## BEGIN DATA

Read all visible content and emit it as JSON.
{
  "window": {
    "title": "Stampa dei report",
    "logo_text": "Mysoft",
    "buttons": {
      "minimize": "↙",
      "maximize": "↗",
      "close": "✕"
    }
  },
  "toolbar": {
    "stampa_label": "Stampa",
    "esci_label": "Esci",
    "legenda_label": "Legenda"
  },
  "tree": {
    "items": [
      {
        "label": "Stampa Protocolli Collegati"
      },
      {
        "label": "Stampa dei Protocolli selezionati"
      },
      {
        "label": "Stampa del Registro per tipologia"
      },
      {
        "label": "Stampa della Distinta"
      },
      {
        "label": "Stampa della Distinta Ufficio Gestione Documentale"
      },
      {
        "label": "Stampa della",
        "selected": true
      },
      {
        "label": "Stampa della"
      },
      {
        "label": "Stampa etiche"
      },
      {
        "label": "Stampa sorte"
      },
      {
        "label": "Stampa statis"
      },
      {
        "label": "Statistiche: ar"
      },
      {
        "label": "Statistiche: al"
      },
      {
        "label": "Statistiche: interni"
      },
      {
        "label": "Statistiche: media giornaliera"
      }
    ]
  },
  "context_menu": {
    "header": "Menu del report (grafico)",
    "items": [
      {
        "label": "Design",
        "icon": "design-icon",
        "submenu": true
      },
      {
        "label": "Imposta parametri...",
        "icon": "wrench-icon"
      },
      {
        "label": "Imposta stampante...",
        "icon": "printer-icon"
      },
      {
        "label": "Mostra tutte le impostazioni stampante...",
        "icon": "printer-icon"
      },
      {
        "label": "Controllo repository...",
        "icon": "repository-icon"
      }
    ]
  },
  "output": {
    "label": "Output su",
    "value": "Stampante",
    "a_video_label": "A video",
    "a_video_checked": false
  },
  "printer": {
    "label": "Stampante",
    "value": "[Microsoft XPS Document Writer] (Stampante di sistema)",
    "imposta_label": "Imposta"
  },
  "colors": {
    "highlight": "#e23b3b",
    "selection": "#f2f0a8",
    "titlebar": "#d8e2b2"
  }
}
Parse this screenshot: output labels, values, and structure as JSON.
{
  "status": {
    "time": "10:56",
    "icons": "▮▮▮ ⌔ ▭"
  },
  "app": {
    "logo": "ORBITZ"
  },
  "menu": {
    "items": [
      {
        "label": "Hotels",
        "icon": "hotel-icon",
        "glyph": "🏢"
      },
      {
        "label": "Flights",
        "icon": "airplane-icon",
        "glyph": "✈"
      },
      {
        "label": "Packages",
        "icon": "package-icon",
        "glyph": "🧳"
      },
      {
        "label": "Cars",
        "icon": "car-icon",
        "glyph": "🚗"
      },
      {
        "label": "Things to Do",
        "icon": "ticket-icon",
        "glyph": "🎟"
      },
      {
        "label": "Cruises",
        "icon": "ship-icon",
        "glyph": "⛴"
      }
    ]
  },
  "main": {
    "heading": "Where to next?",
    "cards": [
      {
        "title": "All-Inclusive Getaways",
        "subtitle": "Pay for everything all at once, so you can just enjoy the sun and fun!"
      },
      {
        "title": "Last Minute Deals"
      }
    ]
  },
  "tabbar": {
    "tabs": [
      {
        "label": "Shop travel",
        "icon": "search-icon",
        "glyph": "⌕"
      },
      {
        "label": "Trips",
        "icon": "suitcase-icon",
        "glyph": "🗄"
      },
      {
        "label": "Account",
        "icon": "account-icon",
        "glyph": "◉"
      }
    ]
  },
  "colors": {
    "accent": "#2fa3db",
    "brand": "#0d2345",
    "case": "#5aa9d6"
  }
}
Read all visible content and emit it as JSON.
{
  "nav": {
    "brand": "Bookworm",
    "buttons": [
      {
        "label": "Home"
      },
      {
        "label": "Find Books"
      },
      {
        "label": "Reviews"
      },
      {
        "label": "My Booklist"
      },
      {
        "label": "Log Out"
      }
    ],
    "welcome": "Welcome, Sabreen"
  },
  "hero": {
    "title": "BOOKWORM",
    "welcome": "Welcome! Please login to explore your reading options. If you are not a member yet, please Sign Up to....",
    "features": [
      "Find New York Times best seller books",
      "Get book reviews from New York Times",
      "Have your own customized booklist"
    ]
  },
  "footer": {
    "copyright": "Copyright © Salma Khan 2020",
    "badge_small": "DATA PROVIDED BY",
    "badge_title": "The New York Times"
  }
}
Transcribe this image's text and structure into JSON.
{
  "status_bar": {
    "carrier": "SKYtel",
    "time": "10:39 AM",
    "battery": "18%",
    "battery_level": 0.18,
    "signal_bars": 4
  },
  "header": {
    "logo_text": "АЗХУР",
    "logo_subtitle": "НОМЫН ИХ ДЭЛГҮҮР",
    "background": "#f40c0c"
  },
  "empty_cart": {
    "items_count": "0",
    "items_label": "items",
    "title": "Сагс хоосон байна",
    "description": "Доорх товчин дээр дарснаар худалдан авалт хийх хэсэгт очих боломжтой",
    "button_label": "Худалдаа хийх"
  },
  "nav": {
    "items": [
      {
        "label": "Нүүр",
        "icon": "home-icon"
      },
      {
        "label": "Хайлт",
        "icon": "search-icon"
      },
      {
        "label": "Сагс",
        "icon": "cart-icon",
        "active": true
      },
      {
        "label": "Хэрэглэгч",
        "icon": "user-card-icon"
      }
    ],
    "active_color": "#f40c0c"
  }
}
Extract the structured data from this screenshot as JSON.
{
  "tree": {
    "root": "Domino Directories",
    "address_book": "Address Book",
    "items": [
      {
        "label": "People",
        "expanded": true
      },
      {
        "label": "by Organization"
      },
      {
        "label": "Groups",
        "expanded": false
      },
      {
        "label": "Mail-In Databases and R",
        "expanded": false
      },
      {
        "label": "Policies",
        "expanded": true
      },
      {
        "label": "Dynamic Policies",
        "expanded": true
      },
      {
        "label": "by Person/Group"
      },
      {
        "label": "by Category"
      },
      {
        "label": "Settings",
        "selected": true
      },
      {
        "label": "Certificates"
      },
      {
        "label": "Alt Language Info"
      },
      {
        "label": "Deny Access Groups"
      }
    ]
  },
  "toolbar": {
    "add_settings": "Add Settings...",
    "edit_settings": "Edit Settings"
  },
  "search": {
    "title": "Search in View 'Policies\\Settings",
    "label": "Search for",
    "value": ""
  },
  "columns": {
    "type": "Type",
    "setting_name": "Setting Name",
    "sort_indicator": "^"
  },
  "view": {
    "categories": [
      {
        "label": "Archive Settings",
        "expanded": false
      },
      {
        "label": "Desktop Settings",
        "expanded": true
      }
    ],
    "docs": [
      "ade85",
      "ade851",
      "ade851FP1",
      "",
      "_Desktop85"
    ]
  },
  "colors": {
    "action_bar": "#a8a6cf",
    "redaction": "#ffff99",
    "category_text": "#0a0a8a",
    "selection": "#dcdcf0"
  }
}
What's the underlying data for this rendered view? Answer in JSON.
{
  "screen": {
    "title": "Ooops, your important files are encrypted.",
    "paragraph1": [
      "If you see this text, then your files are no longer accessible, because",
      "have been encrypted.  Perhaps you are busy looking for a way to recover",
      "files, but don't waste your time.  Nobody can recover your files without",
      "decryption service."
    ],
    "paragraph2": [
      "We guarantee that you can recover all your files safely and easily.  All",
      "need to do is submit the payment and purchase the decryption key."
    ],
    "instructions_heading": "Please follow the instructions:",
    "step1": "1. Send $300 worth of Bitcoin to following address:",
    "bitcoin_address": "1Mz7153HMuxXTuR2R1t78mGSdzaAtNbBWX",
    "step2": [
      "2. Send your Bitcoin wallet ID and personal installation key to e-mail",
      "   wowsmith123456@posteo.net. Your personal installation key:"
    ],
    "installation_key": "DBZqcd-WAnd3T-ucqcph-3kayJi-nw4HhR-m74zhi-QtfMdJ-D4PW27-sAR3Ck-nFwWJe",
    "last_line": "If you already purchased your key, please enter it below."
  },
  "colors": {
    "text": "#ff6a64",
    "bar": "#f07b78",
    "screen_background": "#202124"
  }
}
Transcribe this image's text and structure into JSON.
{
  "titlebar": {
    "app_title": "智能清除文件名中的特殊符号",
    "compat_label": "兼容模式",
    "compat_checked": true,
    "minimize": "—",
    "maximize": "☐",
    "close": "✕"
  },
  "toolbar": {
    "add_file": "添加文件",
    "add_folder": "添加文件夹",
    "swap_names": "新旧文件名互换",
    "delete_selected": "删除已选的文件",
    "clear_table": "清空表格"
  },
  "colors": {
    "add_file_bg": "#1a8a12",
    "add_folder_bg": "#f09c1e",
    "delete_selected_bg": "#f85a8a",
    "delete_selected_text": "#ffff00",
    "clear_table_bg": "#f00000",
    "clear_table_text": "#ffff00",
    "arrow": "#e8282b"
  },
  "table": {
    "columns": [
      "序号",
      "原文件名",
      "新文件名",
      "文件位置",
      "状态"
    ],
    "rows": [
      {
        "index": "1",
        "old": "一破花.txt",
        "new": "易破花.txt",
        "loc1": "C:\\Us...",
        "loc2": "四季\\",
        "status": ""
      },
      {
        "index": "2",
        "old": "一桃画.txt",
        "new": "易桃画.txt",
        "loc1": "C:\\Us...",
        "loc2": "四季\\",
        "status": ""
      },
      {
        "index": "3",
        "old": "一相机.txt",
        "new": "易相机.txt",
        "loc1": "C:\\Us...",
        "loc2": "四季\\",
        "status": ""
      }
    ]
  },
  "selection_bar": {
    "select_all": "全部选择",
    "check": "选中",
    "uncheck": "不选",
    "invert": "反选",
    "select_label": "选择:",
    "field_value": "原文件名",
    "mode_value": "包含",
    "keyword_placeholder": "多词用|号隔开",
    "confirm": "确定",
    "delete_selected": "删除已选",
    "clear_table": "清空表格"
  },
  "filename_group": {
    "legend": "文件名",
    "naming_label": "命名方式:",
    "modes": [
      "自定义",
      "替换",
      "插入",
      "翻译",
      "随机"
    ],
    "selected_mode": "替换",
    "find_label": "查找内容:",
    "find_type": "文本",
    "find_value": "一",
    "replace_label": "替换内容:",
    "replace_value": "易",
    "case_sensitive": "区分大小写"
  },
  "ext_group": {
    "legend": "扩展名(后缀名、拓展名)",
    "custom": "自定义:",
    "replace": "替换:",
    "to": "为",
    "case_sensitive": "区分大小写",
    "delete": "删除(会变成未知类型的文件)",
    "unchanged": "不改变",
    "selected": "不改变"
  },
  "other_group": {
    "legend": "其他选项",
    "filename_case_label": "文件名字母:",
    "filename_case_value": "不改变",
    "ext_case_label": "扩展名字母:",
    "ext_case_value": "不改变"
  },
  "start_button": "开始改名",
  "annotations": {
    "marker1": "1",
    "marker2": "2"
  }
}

## END DATA

> _TASK PROMPT_: Identify all lines where the word "JSON" shows up. Copy them.

> _SOLUTION TO THIS TASK_:
Read all visible content and emit it as JSON.
Parse this screenshot: output labels, values, and structure as JSON.
Read all visible content and emit it as JSON.
Transcribe this image's text and structure into JSON.
Extract the structured data from this screenshot as JSON.
What's the underlying data for this rendered view? Answer in JSON.
Transcribe this image's text and structure into JSON.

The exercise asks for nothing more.